--- Your instructions ---
Your answer should consist of the lines in the following data that contain "Christina".

Saved entries
______________________________

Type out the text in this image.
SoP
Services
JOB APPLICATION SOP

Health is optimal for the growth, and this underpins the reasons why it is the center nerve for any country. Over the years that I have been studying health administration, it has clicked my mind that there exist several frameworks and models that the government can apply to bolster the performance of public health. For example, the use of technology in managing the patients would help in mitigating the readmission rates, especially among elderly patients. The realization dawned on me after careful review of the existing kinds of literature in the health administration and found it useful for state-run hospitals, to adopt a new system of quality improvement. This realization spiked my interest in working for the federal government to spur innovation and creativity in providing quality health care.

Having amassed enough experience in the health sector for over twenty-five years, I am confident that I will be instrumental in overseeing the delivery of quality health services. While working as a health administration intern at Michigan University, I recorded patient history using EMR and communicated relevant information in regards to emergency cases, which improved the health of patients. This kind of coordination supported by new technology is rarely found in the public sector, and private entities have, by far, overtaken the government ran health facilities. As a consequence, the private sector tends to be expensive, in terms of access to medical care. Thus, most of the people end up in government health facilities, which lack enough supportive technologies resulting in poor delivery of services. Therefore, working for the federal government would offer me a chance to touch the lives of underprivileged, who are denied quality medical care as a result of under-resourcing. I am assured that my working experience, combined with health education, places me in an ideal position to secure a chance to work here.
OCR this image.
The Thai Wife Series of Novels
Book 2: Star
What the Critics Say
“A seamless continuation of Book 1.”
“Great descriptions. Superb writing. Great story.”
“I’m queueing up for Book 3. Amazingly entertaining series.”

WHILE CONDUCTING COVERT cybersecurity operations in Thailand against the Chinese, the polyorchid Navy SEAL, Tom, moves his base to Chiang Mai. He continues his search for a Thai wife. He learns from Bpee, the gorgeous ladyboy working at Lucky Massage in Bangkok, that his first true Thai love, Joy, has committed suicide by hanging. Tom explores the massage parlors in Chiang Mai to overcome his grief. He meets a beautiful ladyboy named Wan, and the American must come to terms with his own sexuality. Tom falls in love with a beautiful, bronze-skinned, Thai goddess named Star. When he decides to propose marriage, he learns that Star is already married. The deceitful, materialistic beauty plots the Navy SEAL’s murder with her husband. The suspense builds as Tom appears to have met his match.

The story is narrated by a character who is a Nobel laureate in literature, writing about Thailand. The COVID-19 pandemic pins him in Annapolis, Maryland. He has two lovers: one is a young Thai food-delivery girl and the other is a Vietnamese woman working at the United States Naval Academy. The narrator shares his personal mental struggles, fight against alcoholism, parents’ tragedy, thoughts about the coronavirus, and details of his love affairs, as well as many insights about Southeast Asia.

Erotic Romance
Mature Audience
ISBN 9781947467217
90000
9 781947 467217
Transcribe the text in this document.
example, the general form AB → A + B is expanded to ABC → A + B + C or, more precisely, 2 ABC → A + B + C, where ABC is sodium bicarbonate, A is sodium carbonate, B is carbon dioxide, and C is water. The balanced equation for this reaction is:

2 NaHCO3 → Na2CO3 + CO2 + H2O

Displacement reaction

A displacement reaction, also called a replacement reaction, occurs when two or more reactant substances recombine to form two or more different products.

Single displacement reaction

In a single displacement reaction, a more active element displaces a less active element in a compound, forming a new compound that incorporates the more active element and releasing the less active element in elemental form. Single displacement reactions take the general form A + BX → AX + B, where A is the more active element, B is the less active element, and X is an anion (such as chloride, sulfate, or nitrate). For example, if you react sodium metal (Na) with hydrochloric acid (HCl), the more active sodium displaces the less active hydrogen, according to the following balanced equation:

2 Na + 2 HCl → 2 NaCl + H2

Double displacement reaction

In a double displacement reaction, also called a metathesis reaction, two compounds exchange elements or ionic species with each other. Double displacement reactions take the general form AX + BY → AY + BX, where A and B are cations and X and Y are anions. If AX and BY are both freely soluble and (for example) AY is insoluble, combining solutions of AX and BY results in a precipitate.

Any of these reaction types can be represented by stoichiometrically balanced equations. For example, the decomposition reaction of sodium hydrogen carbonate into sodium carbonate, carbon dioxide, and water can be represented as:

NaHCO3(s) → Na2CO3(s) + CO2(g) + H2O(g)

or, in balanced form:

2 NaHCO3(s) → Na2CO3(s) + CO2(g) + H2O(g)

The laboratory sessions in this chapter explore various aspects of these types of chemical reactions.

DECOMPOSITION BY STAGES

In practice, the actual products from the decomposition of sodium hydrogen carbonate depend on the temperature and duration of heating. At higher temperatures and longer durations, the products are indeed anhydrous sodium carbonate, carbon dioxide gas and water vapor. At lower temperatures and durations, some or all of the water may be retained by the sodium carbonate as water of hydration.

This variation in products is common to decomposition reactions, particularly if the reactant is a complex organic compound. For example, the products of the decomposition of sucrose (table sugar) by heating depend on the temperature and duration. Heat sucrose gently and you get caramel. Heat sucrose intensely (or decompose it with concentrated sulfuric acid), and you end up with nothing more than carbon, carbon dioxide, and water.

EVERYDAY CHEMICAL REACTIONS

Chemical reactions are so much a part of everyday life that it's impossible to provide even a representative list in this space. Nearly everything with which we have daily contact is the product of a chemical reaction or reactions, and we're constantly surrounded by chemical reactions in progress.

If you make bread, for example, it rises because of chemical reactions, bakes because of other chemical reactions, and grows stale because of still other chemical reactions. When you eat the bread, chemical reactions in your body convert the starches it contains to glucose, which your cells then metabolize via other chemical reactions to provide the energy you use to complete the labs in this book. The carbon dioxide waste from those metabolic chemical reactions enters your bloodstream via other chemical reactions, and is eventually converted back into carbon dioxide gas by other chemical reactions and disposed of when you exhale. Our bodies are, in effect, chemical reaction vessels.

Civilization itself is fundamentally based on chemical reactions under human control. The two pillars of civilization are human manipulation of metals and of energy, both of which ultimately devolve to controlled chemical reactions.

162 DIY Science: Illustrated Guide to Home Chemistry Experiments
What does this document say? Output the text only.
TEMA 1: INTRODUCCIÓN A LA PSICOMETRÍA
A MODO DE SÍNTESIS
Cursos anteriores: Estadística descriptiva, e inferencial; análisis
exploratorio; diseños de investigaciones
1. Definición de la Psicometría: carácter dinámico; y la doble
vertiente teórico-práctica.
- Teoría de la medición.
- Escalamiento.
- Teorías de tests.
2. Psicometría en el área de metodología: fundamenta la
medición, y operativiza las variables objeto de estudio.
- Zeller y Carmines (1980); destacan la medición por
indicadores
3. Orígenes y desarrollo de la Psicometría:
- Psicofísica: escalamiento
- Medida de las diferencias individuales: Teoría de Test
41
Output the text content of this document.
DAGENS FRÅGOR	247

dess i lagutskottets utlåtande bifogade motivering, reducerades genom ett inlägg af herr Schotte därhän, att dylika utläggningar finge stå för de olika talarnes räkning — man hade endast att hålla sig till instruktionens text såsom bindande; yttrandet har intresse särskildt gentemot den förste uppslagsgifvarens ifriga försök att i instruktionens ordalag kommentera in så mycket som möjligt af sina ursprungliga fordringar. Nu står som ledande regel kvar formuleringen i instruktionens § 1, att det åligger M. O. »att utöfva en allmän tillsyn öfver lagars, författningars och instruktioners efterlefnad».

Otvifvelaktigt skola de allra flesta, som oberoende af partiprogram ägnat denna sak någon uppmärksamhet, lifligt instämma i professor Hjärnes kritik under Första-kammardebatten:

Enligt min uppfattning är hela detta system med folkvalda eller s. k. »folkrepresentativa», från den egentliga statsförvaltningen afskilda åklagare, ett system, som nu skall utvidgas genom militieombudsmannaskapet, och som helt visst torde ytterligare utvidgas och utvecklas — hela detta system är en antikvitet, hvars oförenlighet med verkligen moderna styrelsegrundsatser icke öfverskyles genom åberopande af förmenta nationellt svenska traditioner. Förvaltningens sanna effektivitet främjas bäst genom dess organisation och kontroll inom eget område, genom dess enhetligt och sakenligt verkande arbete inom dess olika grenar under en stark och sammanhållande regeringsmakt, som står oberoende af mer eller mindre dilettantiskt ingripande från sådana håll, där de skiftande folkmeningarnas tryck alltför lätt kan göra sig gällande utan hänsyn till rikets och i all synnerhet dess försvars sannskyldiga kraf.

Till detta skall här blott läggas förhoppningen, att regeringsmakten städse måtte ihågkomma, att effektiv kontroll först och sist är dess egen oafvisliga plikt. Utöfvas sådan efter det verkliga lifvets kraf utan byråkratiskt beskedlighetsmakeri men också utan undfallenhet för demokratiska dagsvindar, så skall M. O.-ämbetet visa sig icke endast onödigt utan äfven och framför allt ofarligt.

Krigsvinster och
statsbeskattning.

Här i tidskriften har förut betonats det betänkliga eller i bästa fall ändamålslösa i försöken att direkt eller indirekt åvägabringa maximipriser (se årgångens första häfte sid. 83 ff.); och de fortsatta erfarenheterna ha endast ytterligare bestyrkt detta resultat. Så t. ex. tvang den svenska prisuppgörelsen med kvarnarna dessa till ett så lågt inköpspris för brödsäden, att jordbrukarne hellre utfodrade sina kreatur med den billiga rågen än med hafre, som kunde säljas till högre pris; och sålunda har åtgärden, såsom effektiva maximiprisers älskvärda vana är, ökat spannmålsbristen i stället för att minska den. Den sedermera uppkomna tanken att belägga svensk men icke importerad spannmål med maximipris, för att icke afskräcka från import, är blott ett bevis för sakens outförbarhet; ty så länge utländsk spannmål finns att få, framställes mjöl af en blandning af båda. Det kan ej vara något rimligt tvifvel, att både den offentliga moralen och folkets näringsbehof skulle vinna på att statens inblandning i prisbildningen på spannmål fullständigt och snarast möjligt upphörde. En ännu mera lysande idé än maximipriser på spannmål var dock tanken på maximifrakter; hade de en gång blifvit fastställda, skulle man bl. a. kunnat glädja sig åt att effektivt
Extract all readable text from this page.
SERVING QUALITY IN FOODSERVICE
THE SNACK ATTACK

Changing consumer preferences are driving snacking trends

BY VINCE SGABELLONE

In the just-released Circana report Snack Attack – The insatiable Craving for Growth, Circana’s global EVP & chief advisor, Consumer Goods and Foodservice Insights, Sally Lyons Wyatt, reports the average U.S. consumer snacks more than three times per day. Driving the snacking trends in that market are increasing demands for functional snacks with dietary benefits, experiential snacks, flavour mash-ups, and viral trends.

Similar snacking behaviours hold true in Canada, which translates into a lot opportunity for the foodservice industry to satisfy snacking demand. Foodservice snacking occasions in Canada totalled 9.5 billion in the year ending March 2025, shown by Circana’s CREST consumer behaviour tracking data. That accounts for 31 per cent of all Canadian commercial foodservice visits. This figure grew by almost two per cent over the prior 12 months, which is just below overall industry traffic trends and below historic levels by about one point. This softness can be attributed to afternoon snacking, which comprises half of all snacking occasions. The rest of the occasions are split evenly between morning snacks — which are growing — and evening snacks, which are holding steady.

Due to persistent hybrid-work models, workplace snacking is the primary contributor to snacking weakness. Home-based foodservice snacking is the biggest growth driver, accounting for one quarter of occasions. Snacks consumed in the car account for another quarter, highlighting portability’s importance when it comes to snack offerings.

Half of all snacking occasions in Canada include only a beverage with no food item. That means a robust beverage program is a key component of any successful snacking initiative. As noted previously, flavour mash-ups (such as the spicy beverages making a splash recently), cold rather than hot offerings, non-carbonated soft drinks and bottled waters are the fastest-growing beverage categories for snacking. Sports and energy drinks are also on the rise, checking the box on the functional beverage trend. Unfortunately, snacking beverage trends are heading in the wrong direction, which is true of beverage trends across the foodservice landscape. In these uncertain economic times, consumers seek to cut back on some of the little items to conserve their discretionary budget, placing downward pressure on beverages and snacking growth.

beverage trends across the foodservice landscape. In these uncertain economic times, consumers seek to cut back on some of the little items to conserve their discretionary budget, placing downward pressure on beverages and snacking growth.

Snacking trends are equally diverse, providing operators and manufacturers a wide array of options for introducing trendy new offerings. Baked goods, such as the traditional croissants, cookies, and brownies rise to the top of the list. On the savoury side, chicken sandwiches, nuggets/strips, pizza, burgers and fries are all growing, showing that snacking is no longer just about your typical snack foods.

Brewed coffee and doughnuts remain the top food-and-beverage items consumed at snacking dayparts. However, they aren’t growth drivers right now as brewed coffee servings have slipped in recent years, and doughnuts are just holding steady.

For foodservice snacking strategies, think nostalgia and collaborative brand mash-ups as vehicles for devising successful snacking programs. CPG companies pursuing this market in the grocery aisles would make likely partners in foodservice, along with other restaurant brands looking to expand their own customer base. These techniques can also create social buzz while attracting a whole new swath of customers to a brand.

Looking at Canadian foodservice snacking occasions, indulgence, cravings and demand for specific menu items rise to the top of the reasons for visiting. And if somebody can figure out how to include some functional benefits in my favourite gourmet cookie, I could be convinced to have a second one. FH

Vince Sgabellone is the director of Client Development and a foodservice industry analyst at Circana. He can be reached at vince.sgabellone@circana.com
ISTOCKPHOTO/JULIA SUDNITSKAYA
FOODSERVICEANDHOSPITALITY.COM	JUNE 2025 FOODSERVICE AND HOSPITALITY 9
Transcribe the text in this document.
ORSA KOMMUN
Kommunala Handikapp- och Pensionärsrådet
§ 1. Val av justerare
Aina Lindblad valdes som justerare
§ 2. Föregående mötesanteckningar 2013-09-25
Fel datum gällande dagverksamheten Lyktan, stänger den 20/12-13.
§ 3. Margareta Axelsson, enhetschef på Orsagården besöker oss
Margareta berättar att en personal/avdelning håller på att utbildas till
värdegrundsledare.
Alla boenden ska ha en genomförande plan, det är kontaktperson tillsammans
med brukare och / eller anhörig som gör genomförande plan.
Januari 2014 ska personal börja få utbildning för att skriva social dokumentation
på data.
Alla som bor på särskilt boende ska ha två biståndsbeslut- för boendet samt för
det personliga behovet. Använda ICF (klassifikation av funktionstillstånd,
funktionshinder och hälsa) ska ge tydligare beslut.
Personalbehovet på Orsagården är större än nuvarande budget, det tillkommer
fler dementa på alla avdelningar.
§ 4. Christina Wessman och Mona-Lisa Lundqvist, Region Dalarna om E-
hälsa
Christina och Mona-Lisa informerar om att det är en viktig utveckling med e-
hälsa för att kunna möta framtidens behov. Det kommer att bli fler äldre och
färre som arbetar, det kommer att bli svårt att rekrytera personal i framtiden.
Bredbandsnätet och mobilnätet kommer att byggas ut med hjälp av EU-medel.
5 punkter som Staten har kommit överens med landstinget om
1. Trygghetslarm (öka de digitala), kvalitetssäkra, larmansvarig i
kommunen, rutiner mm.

______________________________

--- Expected output ---
§ 4. Christina Wessman och Mona-Lisa Lundqvist, Region Dalarna om E-
Christina och Mona-Lisa informerar om att det är en viktig utveckling med e-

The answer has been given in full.